» **GIVEN TASK**: Return all entries precisely as they stand, without the images.

··· DATA SECTION ···

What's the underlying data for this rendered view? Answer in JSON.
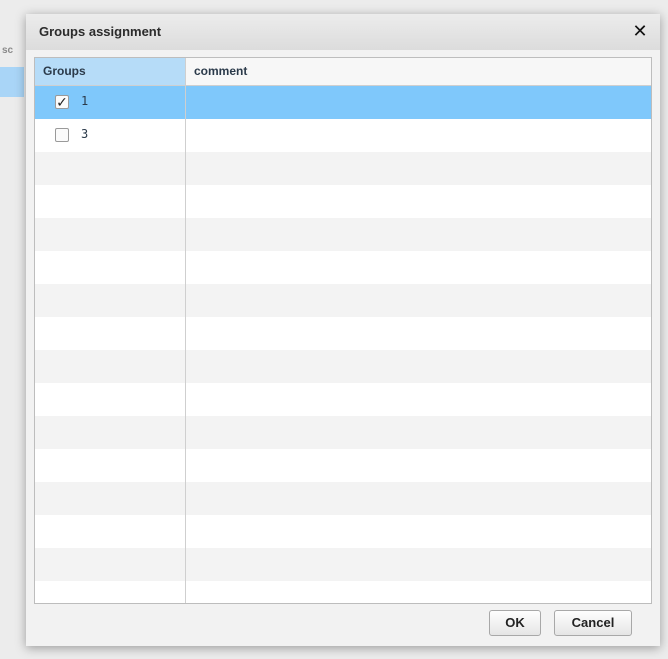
{
  "dialog": {
    "title": "Groups assignment",
    "close_label": "✕"
  },
  "grid": {
    "columns": [
      "Groups",
      "comment"
    ],
    "rows": [
      {
        "checked": true,
        "checkmark": "✓",
        "group": "1",
        "comment": ""
      },
      {
        "checked": false,
        "checkmark": "",
        "group": "3",
        "comment": ""
      }
    ],
    "selected_color": "#7fc8fb"
  },
  "buttons": {
    "ok": "OK",
    "cancel": "Cancel"
  }
}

···

» **FINISHED ANSWER**:
What's the underlying data for this rendered view? Answer in JSON.
{
  "dialog": {
    "title": "Groups assignment",
    "close_label": "✕"
  },
  "grid": {
    "columns": [
      "Groups",
      "comment"
    ],
    "rows": [
      {
        "checked": true,
        "checkmark": "✓",
        "group": "1",
        "comment": ""
      },
      {
        "checked": false,
        "checkmark": "",
        "group": "3",
        "comment": ""
      }
    ],
    "selected_color": "#7fc8fb"
  },
  "buttons": {
    "ok": "OK",
    "cancel": "Cancel"
  }
}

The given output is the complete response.